What the task asks – The complete listing should be restated exactly.

Given entries –

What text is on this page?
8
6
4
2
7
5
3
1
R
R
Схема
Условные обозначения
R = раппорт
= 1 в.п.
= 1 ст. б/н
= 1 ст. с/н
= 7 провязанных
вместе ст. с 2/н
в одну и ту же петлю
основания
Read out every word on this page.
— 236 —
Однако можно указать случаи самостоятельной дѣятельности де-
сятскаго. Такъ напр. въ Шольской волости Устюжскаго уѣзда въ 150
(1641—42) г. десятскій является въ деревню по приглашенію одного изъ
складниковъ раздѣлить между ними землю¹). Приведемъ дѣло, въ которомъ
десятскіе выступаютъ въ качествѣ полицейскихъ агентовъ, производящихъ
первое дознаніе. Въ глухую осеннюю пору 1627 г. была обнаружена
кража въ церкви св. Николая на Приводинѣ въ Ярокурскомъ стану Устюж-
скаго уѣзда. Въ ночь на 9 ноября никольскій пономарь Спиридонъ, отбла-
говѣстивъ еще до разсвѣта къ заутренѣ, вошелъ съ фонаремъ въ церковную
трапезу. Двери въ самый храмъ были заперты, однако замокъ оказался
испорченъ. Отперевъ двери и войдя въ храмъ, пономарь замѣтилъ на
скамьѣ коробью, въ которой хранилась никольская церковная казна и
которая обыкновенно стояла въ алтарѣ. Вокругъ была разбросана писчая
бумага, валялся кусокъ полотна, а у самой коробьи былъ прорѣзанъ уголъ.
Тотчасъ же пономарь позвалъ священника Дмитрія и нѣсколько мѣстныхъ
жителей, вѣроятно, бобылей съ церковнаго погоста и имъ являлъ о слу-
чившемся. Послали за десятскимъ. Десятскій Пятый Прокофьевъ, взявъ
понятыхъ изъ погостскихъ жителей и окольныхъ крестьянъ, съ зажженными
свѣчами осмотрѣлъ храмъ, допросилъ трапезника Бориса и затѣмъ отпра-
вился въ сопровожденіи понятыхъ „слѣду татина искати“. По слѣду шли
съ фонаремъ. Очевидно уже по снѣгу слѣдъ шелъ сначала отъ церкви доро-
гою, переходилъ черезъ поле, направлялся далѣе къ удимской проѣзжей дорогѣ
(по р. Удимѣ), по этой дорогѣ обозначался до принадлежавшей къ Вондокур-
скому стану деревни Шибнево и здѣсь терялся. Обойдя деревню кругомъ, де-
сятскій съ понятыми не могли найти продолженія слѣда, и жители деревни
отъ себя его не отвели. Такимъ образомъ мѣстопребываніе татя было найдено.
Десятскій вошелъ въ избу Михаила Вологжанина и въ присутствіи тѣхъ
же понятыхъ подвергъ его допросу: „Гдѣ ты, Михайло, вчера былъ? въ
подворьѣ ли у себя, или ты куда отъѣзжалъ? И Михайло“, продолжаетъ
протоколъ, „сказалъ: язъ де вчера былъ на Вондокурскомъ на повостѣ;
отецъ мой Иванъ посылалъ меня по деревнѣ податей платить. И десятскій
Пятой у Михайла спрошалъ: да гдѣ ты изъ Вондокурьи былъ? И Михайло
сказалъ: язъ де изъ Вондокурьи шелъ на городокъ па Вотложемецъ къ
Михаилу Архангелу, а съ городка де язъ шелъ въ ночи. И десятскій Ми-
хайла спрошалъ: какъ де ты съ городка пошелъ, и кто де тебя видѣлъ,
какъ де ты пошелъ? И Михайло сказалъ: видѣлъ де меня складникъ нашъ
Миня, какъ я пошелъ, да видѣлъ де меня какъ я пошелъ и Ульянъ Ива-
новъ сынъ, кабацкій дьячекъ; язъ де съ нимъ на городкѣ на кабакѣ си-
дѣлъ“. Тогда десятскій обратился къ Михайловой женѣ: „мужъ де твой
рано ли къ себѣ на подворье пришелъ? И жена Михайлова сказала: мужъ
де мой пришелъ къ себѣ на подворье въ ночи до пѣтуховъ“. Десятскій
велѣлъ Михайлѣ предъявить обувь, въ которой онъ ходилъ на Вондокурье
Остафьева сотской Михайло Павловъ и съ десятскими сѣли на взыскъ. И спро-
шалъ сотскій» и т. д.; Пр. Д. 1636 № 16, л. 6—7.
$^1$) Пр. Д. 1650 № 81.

Reply –
What text is on this page?
8
6
4
2
7
5
3
1
R
R
Схема
Условные обозначения
R = раппорт
= 1 в.п.
= 1 ст. б/н
= 1 ст. с/н
= 7 провязанных
вместе ст. с 2/н
в одну и ту же петлю
основания
Read out every word on this page.
— 236 —
Однако можно указать случаи самостоятельной дѣятельности де-
сятскаго. Такъ напр. въ Шольской волости Устюжскаго уѣзда въ 150
(1641—42) г. десятскій является въ деревню по приглашенію одного изъ
складниковъ раздѣлить между ними землю¹). Приведемъ дѣло, въ которомъ
десятскіе выступаютъ въ качествѣ полицейскихъ агентовъ, производящихъ
первое дознаніе. Въ глухую осеннюю пору 1627 г. была обнаружена
кража въ церкви св. Николая на Приводинѣ въ Ярокурскомъ стану Устюж-
скаго уѣзда. Въ ночь на 9 ноября никольскій пономарь Спиридонъ, отбла-
говѣстивъ еще до разсвѣта къ заутренѣ, вошелъ съ фонаремъ въ церковную
трапезу. Двери въ самый храмъ были заперты, однако замокъ оказался
испорченъ. Отперевъ двери и войдя въ храмъ, пономарь замѣтилъ на
скамьѣ коробью, въ которой хранилась никольская церковная казна и
которая обыкновенно стояла въ алтарѣ. Вокругъ была разбросана писчая
бумага, валялся кусокъ полотна, а у самой коробьи былъ прорѣзанъ уголъ.
Тотчасъ же пономарь позвалъ священника Дмитрія и нѣсколько мѣстныхъ
жителей, вѣроятно, бобылей съ церковнаго погоста и имъ являлъ о слу-
чившемся. Послали за десятскимъ. Десятскій Пятый Прокофьевъ, взявъ
понятыхъ изъ погостскихъ жителей и окольныхъ крестьянъ, съ зажженными
свѣчами осмотрѣлъ храмъ, допросилъ трапезника Бориса и затѣмъ отпра-
вился въ сопровожденіи понятыхъ „слѣду татина искати“. По слѣду шли
съ фонаремъ. Очевидно уже по снѣгу слѣдъ шелъ сначала отъ церкви доро-
гою, переходилъ черезъ поле, направлялся далѣе къ удимской проѣзжей дорогѣ
(по р. Удимѣ), по этой дорогѣ обозначался до принадлежавшей къ Вондокур-
скому стану деревни Шибнево и здѣсь терялся. Обойдя деревню кругомъ, де-
сятскій съ понятыми не могли найти продолженія слѣда, и жители деревни
отъ себя его не отвели. Такимъ образомъ мѣстопребываніе татя было найдено.
Десятскій вошелъ въ избу Михаила Вологжанина и въ присутствіи тѣхъ
же понятыхъ подвергъ его допросу: „Гдѣ ты, Михайло, вчера былъ? въ
подворьѣ ли у себя, или ты куда отъѣзжалъ? И Михайло“, продолжаетъ
протоколъ, „сказалъ: язъ де вчера былъ на Вондокурскомъ на повостѣ;
отецъ мой Иванъ посылалъ меня по деревнѣ податей платить. И десятскій
Пятой у Михайла спрошалъ: да гдѣ ты изъ Вондокурьи былъ? И Михайло
сказалъ: язъ де изъ Вондокурьи шелъ на городокъ па Вотложемецъ къ
Михаилу Архангелу, а съ городка де язъ шелъ въ ночи. И десятскій Ми-
хайла спрошалъ: какъ де ты съ городка пошелъ, и кто де тебя видѣлъ,
какъ де ты пошелъ? И Михайло сказалъ: видѣлъ де меня складникъ нашъ
Миня, какъ я пошелъ, да видѣлъ де меня какъ я пошелъ и Ульянъ Ива-
новъ сынъ, кабацкій дьячекъ; язъ де съ нимъ на городкѣ на кабакѣ си-
дѣлъ“. Тогда десятскій обратился къ Михайловой женѣ: „мужъ де твой
рано ли къ себѣ на подворье пришелъ? И жена Михайлова сказала: мужъ
де мой пришелъ къ себѣ на подворье въ ночи до пѣтуховъ“. Десятскій
велѣлъ Михайлѣ предъявить обувь, въ которой онъ ходилъ на Вондокурье
Остафьева сотской Михайло Павловъ и съ десятскими сѣли на взыскъ. И спро-
шалъ сотскій» и т. д.; Пр. Д. 1636 № 16, л. 6—7.
$^1$) Пр. Д. 1650 № 81.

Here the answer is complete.